*Exercise aim*.
Write out the whole listing again, exactly.

*The data*.
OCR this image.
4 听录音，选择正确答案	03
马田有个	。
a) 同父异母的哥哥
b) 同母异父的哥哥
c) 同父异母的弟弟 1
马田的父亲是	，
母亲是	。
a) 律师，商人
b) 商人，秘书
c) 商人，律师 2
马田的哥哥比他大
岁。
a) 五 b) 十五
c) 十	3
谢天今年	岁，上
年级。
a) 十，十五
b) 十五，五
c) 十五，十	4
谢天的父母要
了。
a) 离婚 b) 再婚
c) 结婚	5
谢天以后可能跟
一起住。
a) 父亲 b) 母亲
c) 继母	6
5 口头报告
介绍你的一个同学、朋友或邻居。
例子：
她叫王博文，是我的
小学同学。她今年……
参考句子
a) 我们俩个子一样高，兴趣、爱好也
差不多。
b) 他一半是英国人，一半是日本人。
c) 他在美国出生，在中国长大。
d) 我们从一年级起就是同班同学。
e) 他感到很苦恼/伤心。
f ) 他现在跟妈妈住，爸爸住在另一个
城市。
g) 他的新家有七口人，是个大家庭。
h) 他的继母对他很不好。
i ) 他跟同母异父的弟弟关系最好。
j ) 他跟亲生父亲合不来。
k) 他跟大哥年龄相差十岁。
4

*Correct result*.
OCR this image.
4 听录音，选择正确答案	03
马田有个	。
a) 同父异母的哥哥
b) 同母异父的哥哥
c) 同父异母的弟弟 1
马田的父亲是	，
母亲是	。
a) 律师，商人
b) 商人，秘书
c) 商人，律师 2
马田的哥哥比他大
岁。
a) 五 b) 十五
c) 十	3
谢天今年	岁，上
年级。
a) 十，十五
b) 十五，五
c) 十五，十	4
谢天的父母要
了。
a) 离婚 b) 再婚
c) 结婚	5
谢天以后可能跟
一起住。
a) 父亲 b) 母亲
c) 继母	6
5 口头报告
介绍你的一个同学、朋友或邻居。
例子：
她叫王博文，是我的
小学同学。她今年……
参考句子
a) 我们俩个子一样高，兴趣、爱好也
差不多。
b) 他一半是英国人，一半是日本人。
c) 他在美国出生，在中国长大。
d) 我们从一年级起就是同班同学。
e) 他感到很苦恼/伤心。
f ) 他现在跟妈妈住，爸爸住在另一个
城市。
g) 他的新家有七口人，是个大家庭。
h) 他的继母对他很不好。
i ) 他跟同母异父的弟弟关系最好。
j ) 他跟亲生父亲合不来。
k) 他跟大哥年龄相差十岁。
4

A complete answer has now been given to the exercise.